:: What you have to do ::
Among the lines below, list those containing the string "partir".
====== Given records ======
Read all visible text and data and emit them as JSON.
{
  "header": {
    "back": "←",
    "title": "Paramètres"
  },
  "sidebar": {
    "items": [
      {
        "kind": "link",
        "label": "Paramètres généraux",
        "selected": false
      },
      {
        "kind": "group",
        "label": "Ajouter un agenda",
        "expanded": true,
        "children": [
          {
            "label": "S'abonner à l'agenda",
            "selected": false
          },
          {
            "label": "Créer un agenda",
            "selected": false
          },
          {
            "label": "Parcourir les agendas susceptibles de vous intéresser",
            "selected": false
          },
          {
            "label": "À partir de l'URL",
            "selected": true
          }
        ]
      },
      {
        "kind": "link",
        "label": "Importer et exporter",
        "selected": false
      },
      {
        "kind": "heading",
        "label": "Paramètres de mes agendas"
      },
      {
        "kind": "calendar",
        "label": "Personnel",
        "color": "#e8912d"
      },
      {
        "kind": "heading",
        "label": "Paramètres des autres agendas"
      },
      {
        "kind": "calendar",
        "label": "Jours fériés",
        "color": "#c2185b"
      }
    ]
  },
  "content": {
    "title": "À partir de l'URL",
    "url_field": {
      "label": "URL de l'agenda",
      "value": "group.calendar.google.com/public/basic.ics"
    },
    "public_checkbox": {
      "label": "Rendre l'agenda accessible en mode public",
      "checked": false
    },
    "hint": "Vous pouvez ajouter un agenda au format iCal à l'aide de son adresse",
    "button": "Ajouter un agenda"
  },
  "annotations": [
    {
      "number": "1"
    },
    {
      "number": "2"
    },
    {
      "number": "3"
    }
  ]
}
======
:: Result for this exercise ::
            "label": "À partir de l'URL",
    "title": "À partir de l'URL",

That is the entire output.